■ WHAT NEEDS TO BE DONE ■
Pull every line holding the string "this" from the records below.

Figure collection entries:
## begin

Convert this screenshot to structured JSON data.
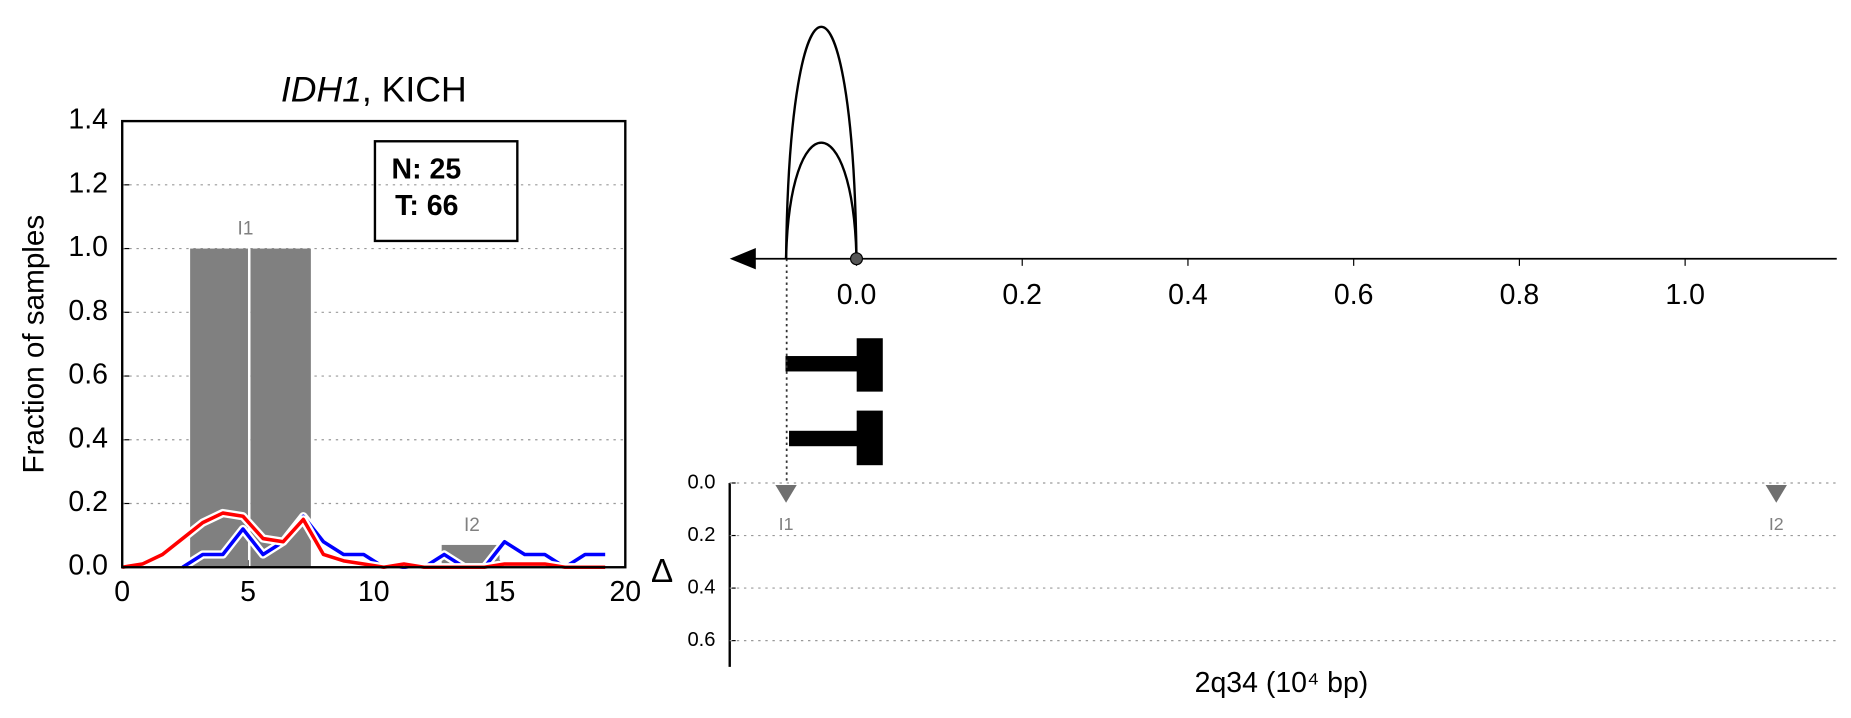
{
  "chart_data": [
    {
      "type": "histogram",
      "title_italic": "IDH1",
      "title": ", KICH",
      "ylabel": "Fraction of samples",
      "xlim": [
        0,
        20
      ],
      "xticks": [
        0,
        5,
        10,
        15,
        20
      ],
      "ylim": [
        0,
        1.4
      ],
      "yticks": [
        {
          "value": 0,
          "label": "0.0"
        },
        0.2,
        0.4,
        0.6,
        0.8,
        {
          "value": 1,
          "label": "1.0"
        },
        1.2,
        1.4
      ],
      "grid": true,
      "annotations": [
        "N: 25",
        "T: 66"
      ],
      "bars": {
        "color": "#808080",
        "left": [
          2.7,
          5.1,
          12.7
        ],
        "right": [
          5.0,
          7.5,
          15.0
        ],
        "values": [
          1.0,
          1.0,
          0.07
        ]
      },
      "peaks": {
        "labels": [
          "I1",
          "I2"
        ],
        "x": [
          4.9,
          13.9
        ]
      },
      "x": [
        0,
        0.8,
        1.6,
        2.4,
        3.2,
        4.0,
        4.8,
        5.6,
        6.4,
        7.2,
        8.0,
        8.8,
        9.6,
        10.4,
        11.2,
        12.0,
        12.8,
        13.6,
        14.4,
        15.2,
        16.0,
        16.8,
        17.6,
        18.4,
        19.2
      ],
      "series": [
        {
          "color": "#0000ff",
          "values": [
            null,
            null,
            null,
            0,
            0.04,
            0.04,
            0.12,
            0.04,
            0.08,
            0.16,
            0.08,
            0.04,
            0.04,
            0,
            0,
            0,
            0.04,
            0,
            0,
            0.08,
            0.04,
            0.04,
            0,
            0.04,
            0.04
          ]
        },
        {
          "color": "#ff0000",
          "values": [
            0,
            0.01,
            0.04,
            0.09,
            0.14,
            0.17,
            0.16,
            0.09,
            0.08,
            0.15,
            0.04,
            0.02,
            0.01,
            0,
            0.01,
            0,
            0,
            0,
            0,
            0.01,
            0.01,
            0.01,
            0,
            0,
            0
          ]
        }
      ]
    },
    {
      "type": "track",
      "xlabel": "2q34 (10⁴ bp)",
      "ylabel": "Δ",
      "xlim": [
        -0.153,
        1.183
      ],
      "xticks": [
        {
          "value": 0,
          "label": "0.0"
        },
        0.2,
        0.4,
        0.6,
        0.8,
        {
          "value": 1,
          "label": "1.0"
        }
      ],
      "ylim": [
        0,
        0.7
      ],
      "yticks": [
        {
          "value": 0,
          "label": "0.0"
        },
        0.2,
        0.4,
        0.6
      ],
      "grid": true,
      "arcs": {
        "start": [
          -0.085,
          -0.085
        ],
        "end": [
          0,
          0
        ]
      },
      "point": 0,
      "markers": {
        "color": "#707070",
        "labels": [
          "I1",
          "I2"
        ],
        "x": [
          -0.085,
          1.11
        ],
        "values": [
          0.03,
          0.03
        ]
      }
    }
  ]
}
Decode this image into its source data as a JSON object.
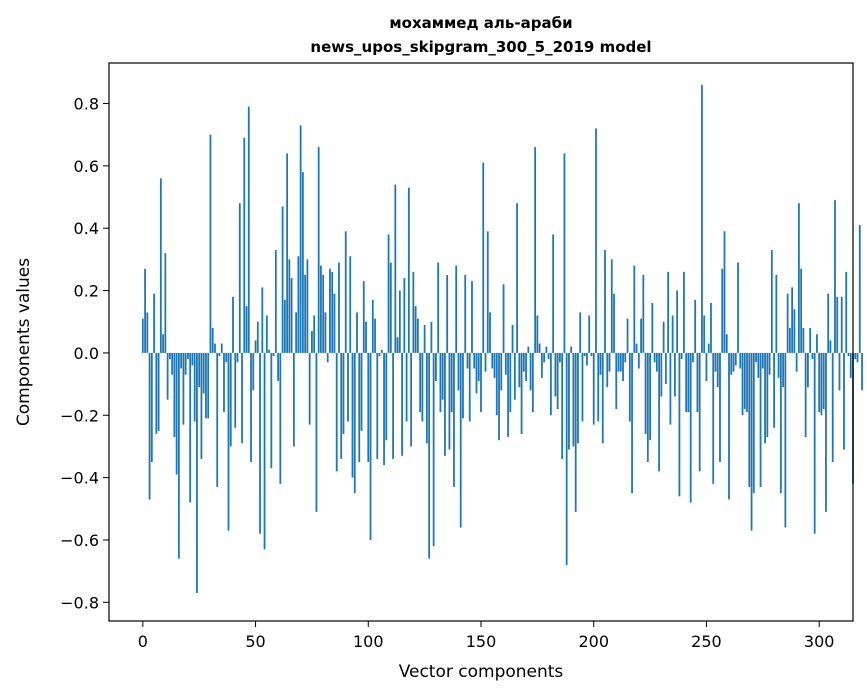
{
  "chart_data": {
    "type": "bar",
    "title": "мохаммед аль-араби",
    "subtitle": "news_upos_skipgram_300_5_2019 model",
    "xlabel": "Vector components",
    "ylabel": "Components values",
    "xlim": [
      -15,
      315
    ],
    "ylim": [
      -0.86,
      0.93
    ],
    "xticks": [
      0,
      50,
      100,
      150,
      200,
      250,
      300
    ],
    "xtick_labels": [
      "0",
      "50",
      "100",
      "150",
      "200",
      "250",
      "300"
    ],
    "yticks": [
      -0.8,
      -0.6,
      -0.4,
      -0.2,
      0.0,
      0.2,
      0.4,
      0.6,
      0.8
    ],
    "ytick_labels": [
      "−0.8",
      "−0.6",
      "−0.4",
      "−0.2",
      "0.0",
      "0.2",
      "0.4",
      "0.6",
      "0.8"
    ],
    "grid": false,
    "color": "#1f77b4",
    "values": [
      0.11,
      0.27,
      0.13,
      -0.47,
      -0.35,
      0.19,
      -0.26,
      -0.25,
      0.56,
      0.06,
      0.32,
      -0.15,
      -0.02,
      -0.07,
      -0.27,
      -0.39,
      -0.66,
      -0.05,
      -0.23,
      -0.07,
      -0.02,
      -0.48,
      -0.04,
      -0.22,
      -0.77,
      -0.11,
      -0.34,
      -0.13,
      -0.21,
      -0.21,
      0.7,
      0.08,
      0.03,
      -0.43,
      -0.01,
      0.03,
      -0.19,
      -0.03,
      -0.57,
      -0.3,
      0.18,
      -0.24,
      -0.03,
      0.48,
      -0.29,
      0.69,
      0.15,
      0.79,
      -0.35,
      -0.12,
      0.04,
      0.1,
      -0.58,
      0.21,
      -0.63,
      0.12,
      0.01,
      -0.37,
      -0.01,
      0.33,
      -0.09,
      -0.42,
      0.47,
      0.17,
      0.64,
      0.3,
      0.24,
      -0.3,
      0.13,
      0.31,
      0.73,
      0.58,
      0.25,
      0.3,
      -0.23,
      0.07,
      0.12,
      -0.51,
      0.66,
      0.28,
      0.25,
      0.13,
      -0.03,
      0.27,
      0.26,
      0.19,
      -0.38,
      0.29,
      -0.34,
      -0.26,
      0.39,
      -0.22,
      0.31,
      -0.4,
      -0.45,
      0.13,
      -0.35,
      -0.25,
      0.23,
      0.1,
      -0.35,
      -0.6,
      0.17,
      0.11,
      -0.34,
      -0.01,
      0.01,
      -0.36,
      -0.28,
      0.38,
      0.29,
      -0.34,
      0.54,
      0.05,
      0.2,
      -0.33,
      0.24,
      -0.22,
      0.53,
      -0.3,
      0.26,
      0.15,
      0.11,
      -0.19,
      -0.22,
      0.09,
      -0.29,
      -0.66,
      0.1,
      -0.62,
      -0.09,
      0.29,
      -0.19,
      -0.15,
      -0.33,
      0.25,
      -0.31,
      -0.19,
      -0.43,
      0.28,
      -0.12,
      -0.56,
      -0.21,
      0.25,
      -0.05,
      -0.22,
      0.23,
      -0.05,
      -0.13,
      -0.09,
      -0.19,
      0.61,
      -0.06,
      0.39,
      0.13,
      -0.05,
      -0.08,
      -0.2,
      -0.28,
      -0.12,
      0.22,
      -0.07,
      -0.27,
      -0.19,
      0.09,
      -0.15,
      0.48,
      -0.11,
      -0.26,
      -0.06,
      -0.09,
      0.02,
      -0.12,
      -0.19,
      0.66,
      0.12,
      0.03,
      -0.08,
      -0.03,
      0.02,
      -0.02,
      -0.2,
      0.38,
      -0.14,
      -0.18,
      -0.03,
      -0.34,
      0.64,
      -0.68,
      -0.31,
      0.02,
      -0.3,
      -0.51,
      -0.29,
      0.13,
      -0.22,
      -0.01,
      -0.04,
      0.12,
      -0.01,
      -0.23,
      0.72,
      -0.22,
      -0.07,
      -0.29,
      0.33,
      -0.11,
      -0.06,
      0.3,
      0.19,
      -0.18,
      -0.06,
      -0.06,
      -0.09,
      -0.03,
      0.11,
      -0.22,
      -0.45,
      0.28,
      0.03,
      -0.05,
      0.11,
      0.25,
      -0.26,
      -0.35,
      -0.28,
      0.16,
      -0.03,
      -0.06,
      -0.38,
      -0.14,
      0.1,
      -0.1,
      0.26,
      -0.23,
      0.12,
      -0.14,
      0.2,
      -0.46,
      -0.02,
      0.26,
      -0.19,
      -0.19,
      -0.48,
      -0.03,
      0.17,
      -0.19,
      -0.38,
      0.86,
      0.12,
      -0.09,
      0.03,
      0.16,
      -0.42,
      -0.06,
      -0.11,
      -0.35,
      0.27,
      0.39,
      0.06,
      -0.47,
      -0.07,
      -0.06,
      -0.04,
      0.29,
      -0.05,
      -0.2,
      -0.18,
      -0.19,
      -0.43,
      -0.57,
      -0.45,
      -0.03,
      -0.08,
      -0.43,
      -0.05,
      -0.29,
      -0.27,
      -0.07,
      0.33,
      -0.24,
      0.25,
      -0.08,
      -0.45,
      -0.11,
      -0.56,
      0.19,
      0.08,
      0.21,
      0.14,
      -0.06,
      0.48,
      0.27,
      0.08,
      -0.27,
      -0.11,
      0.08,
      -0.02,
      -0.58,
      0.06,
      -0.19,
      -0.2,
      -0.18,
      -0.51,
      0.19,
      0.04,
      -0.35,
      0.49,
      0.18,
      -0.12,
      0.18,
      -0.31,
      0.26,
      -0.01,
      -0.08,
      -0.42,
      -0.02,
      -0.03,
      0.41,
      -0.12
    ]
  }
}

## end

■ CORRECT OUTPUT ■
Convert this screenshot to structured JSON data.
Decode this image into its source data as a JSON object.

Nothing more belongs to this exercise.